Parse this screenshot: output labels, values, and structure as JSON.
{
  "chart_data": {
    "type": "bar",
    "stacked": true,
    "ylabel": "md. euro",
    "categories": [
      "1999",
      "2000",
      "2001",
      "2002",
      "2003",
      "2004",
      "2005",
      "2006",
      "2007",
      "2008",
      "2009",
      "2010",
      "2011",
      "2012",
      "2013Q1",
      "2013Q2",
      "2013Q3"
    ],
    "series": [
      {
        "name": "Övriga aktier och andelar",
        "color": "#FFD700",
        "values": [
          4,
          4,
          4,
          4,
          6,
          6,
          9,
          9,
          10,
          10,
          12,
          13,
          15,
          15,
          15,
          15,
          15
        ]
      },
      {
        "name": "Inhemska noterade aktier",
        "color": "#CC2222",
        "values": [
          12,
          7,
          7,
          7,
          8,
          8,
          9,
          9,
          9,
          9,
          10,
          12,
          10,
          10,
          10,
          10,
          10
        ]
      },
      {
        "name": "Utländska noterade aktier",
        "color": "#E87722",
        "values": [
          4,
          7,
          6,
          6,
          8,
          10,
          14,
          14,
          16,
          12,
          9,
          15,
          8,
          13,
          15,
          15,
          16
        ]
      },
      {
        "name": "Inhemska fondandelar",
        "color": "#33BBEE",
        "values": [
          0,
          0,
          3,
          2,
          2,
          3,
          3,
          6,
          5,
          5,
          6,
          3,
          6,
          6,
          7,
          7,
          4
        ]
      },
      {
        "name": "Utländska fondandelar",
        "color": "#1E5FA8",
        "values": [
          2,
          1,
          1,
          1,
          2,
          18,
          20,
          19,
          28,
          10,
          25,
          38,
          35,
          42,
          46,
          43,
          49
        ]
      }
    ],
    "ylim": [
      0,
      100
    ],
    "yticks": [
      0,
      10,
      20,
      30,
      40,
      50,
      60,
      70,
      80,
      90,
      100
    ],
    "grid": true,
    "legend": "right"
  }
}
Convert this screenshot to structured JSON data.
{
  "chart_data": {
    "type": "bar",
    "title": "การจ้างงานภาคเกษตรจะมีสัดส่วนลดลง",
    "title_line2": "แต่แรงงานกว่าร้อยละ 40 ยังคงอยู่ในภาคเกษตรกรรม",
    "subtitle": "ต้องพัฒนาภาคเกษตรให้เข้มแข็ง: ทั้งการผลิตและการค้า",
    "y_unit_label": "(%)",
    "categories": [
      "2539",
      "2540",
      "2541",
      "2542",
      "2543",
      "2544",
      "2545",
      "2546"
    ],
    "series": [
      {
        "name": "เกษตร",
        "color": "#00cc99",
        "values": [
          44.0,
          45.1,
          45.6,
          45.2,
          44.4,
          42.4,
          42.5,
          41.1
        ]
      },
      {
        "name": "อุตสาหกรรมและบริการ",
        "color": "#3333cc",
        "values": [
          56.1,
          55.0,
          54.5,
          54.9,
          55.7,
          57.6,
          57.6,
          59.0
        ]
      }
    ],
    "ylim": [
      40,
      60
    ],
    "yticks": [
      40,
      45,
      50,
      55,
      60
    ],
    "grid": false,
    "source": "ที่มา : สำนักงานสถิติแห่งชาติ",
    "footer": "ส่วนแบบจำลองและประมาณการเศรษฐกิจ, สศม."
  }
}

TASK REQUIREMENTS: From the entries above, copy every line that holds the word "color".

REPLY:
        "color": "#FFD700",
        "color": "#CC2222",
        "color": "#E87722",
        "color": "#33BBEE",
        "color": "#1E5FA8",
        "color": "#00cc99",
        "color": "#3333cc",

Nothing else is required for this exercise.